■ WHAT NEEDS TO BE DONE
Pictures stay out of the copy; set down each line of the listing below exactly.

■ INPUT ROWS
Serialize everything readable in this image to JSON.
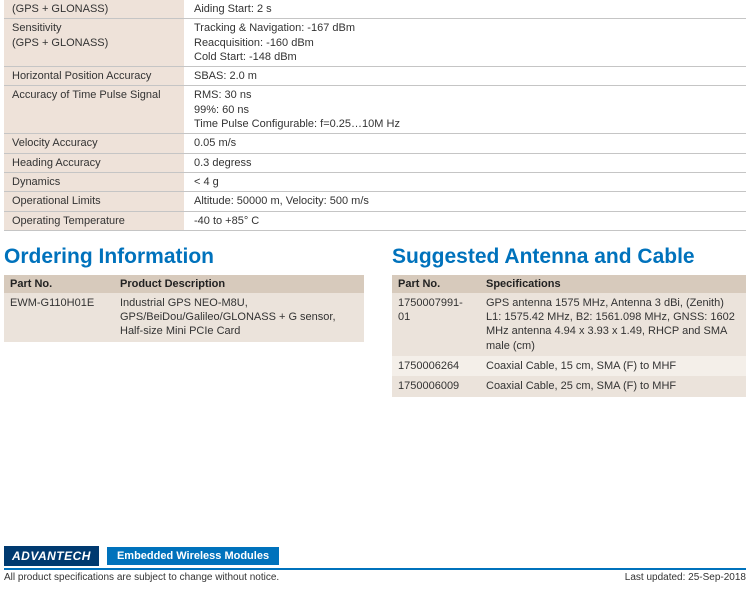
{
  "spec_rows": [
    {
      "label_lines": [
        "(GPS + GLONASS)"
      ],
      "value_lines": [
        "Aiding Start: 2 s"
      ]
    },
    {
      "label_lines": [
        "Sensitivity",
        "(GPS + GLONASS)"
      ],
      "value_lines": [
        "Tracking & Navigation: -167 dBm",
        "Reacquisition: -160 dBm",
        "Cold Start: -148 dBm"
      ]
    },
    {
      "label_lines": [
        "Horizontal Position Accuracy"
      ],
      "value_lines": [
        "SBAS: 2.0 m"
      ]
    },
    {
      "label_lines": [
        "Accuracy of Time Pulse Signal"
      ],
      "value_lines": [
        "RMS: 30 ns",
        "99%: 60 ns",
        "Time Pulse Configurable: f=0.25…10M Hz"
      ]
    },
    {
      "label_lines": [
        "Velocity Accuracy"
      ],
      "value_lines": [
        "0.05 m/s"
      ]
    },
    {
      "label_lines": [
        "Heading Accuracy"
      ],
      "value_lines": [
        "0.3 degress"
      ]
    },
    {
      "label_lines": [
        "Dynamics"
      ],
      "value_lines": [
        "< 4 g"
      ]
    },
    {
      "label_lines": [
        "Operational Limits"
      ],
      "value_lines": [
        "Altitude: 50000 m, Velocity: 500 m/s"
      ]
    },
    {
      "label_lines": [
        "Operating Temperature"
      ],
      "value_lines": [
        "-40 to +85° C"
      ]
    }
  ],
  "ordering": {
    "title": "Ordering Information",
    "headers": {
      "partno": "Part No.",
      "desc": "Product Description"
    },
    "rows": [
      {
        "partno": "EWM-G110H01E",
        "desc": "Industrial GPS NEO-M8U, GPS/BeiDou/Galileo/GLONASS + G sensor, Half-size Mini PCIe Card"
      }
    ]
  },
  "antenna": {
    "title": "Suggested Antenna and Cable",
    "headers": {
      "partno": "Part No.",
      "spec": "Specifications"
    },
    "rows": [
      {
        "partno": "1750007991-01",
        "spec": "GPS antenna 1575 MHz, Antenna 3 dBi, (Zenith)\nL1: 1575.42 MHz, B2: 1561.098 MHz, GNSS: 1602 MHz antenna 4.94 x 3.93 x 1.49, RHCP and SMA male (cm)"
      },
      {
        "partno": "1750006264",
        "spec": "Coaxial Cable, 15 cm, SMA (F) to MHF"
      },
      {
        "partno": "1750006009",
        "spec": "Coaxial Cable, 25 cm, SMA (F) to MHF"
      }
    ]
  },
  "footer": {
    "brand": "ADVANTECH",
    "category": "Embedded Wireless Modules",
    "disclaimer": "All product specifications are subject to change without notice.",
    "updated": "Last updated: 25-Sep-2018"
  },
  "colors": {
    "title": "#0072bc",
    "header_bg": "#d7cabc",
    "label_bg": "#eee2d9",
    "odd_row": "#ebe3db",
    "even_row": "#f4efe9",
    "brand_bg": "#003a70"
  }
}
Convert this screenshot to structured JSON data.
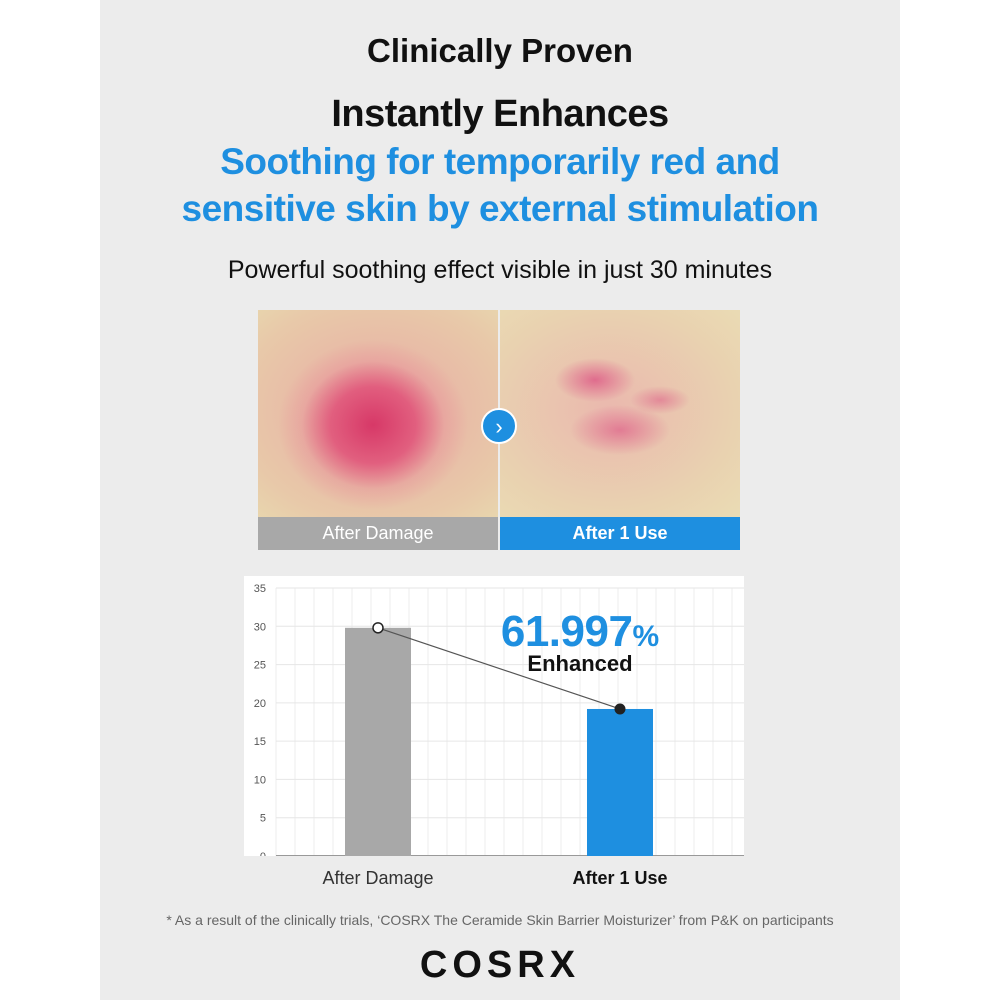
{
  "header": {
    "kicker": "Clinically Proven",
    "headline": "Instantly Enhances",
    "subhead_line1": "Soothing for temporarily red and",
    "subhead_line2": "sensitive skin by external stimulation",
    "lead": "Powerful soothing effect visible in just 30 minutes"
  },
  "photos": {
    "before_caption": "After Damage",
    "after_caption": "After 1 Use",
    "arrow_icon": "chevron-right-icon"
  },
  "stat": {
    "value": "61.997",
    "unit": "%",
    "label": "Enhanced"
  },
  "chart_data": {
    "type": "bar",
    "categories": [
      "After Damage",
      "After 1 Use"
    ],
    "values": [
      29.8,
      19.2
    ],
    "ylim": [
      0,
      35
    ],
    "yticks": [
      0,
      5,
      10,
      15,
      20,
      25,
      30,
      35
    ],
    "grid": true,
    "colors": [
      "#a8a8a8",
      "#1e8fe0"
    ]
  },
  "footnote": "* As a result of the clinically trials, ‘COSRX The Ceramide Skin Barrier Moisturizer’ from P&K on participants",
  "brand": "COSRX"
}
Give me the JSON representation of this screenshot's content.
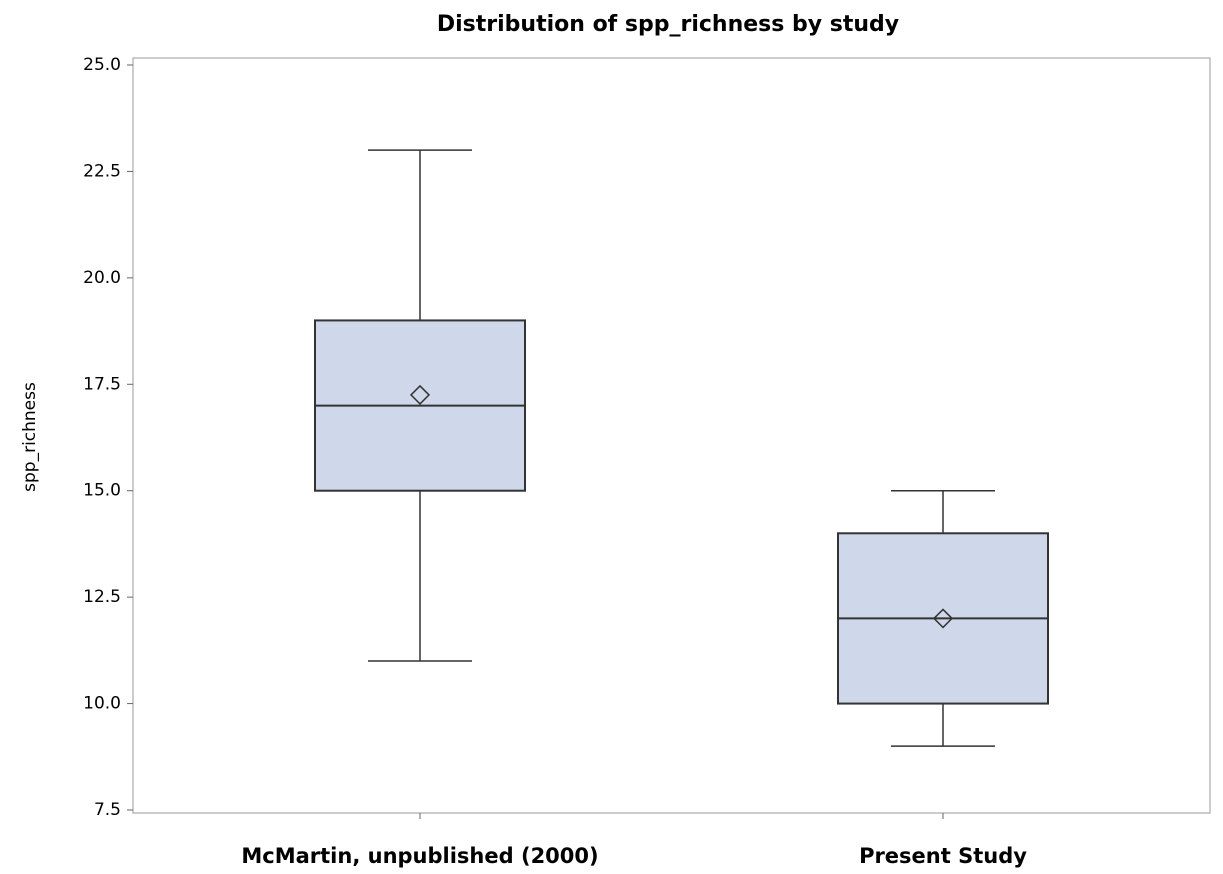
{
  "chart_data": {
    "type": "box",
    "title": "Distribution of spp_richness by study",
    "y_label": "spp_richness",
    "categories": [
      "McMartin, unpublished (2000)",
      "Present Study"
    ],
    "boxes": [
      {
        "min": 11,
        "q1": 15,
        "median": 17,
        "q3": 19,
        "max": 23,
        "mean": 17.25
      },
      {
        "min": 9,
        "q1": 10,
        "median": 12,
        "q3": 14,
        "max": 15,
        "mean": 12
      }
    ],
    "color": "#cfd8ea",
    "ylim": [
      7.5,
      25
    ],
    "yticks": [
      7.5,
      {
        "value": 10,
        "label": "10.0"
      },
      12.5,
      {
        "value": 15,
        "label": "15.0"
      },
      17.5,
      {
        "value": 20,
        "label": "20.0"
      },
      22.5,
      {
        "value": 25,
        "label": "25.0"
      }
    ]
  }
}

■ THE RESPONSE
Serialize everything readable in this image to JSON.
{
  "spec_rows": [
    {
      "label_lines": [
        "(GPS + GLONASS)"
      ],
      "value_lines": [
        "Aiding Start: 2 s"
      ]
    },
    {
      "label_lines": [
        "Sensitivity",
        "(GPS + GLONASS)"
      ],
      "value_lines": [
        "Tracking & Navigation: -167 dBm",
        "Reacquisition: -160 dBm",
        "Cold Start: -148 dBm"
      ]
    },
    {
      "label_lines": [
        "Horizontal Position Accuracy"
      ],
      "value_lines": [
        "SBAS: 2.0 m"
      ]
    },
    {
      "label_lines": [
        "Accuracy of Time Pulse Signal"
      ],
      "value_lines": [
        "RMS: 30 ns",
        "99%: 60 ns",
        "Time Pulse Configurable: f=0.25…10M Hz"
      ]
    },
    {
      "label_lines": [
        "Velocity Accuracy"
      ],
      "value_lines": [
        "0.05 m/s"
      ]
    },
    {
      "label_lines": [
        "Heading Accuracy"
      ],
      "value_lines": [
        "0.3 degress"
      ]
    },
    {
      "label_lines": [
        "Dynamics"
      ],
      "value_lines": [
        "< 4 g"
      ]
    },
    {
      "label_lines": [
        "Operational Limits"
      ],
      "value_lines": [
        "Altitude: 50000 m, Velocity: 500 m/s"
      ]
    },
    {
      "label_lines": [
        "Operating Temperature"
      ],
      "value_lines": [
        "-40 to +85° C"
      ]
    }
  ],
  "ordering": {
    "title": "Ordering Information",
    "headers": {
      "partno": "Part No.",
      "desc": "Product Description"
    },
    "rows": [
      {
        "partno": "EWM-G110H01E",
        "desc": "Industrial GPS NEO-M8U, GPS/BeiDou/Galileo/GLONASS + G sensor, Half-size Mini PCIe Card"
      }
    ]
  },
  "antenna": {
    "title": "Suggested Antenna and Cable",
    "headers": {
      "partno": "Part No.",
      "spec": "Specifications"
    },
    "rows": [
      {
        "partno": "1750007991-01",
        "spec": "GPS antenna 1575 MHz, Antenna 3 dBi, (Zenith)\nL1: 1575.42 MHz, B2: 1561.098 MHz, GNSS: 1602 MHz antenna 4.94 x 3.93 x 1.49, RHCP and SMA male (cm)"
      },
      {
        "partno": "1750006264",
        "spec": "Coaxial Cable, 15 cm, SMA (F) to MHF"
      },
      {
        "partno": "1750006009",
        "spec": "Coaxial Cable, 25 cm, SMA (F) to MHF"
      }
    ]
  },
  "footer": {
    "brand": "ADVANTECH",
    "category": "Embedded Wireless Modules",
    "disclaimer": "All product specifications are subject to change without notice.",
    "updated": "Last updated: 25-Sep-2018"
  },
  "colors": {
    "title": "#0072bc",
    "header_bg": "#d7cabc",
    "label_bg": "#eee2d9",
    "odd_row": "#ebe3db",
    "even_row": "#f4efe9",
    "brand_bg": "#003a70"
  }
}
Convert this screenshot to structured JSON data.
{
  "header": {
    "kicker": "Clinically Proven",
    "headline": "Instantly Enhances",
    "subhead_line1": "Soothing for temporarily red and",
    "subhead_line2": "sensitive skin by external stimulation",
    "lead": "Powerful soothing effect visible in just 30 minutes"
  },
  "photos": {
    "before_caption": "After Damage",
    "after_caption": "After 1 Use",
    "arrow_icon": "chevron-right-icon"
  },
  "stat": {
    "value": "61.997",
    "unit": "%",
    "label": "Enhanced"
  },
  "chart_data": {
    "type": "bar",
    "categories": [
      "After Damage",
      "After 1 Use"
    ],
    "values": [
      29.8,
      19.2
    ],
    "ylim": [
      0,
      35
    ],
    "yticks": [
      0,
      5,
      10,
      15,
      20,
      25,
      30,
      35
    ],
    "grid": true,
    "colors": [
      "#a8a8a8",
      "#1e8fe0"
    ]
  },
  "footnote": "* As a result of the clinically trials, ‘COSRX The Ceramide Skin Barrier Moisturizer’ from P&K on participants",
  "brand": "COSRX"
}
Give me the JSON representation of this screenshot's content.
{
  "chart_data": {
    "type": "box",
    "title": "Distribution of spp_richness by study",
    "y_label": "spp_richness",
    "categories": [
      "McMartin, unpublished (2000)",
      "Present Study"
    ],
    "boxes": [
      {
        "min": 11,
        "q1": 15,
        "median": 17,
        "q3": 19,
        "max": 23,
        "mean": 17.25
      },
      {
        "min": 9,
        "q1": 10,
        "median": 12,
        "q3": 14,
        "max": 15,
        "mean": 12
      }
    ],
    "color": "#cfd8ea",
    "ylim": [
      7.5,
      25
    ],
    "yticks": [
      7.5,
      {
        "value": 10,
        "label": "10.0"
      },
      12.5,
      {
        "value": 15,
        "label": "15.0"
      },
      17.5,
      {
        "value": 20,
        "label": "20.0"
      },
      22.5,
      {
        "value": 25,
        "label": "25.0"
      }
    ]
  }
}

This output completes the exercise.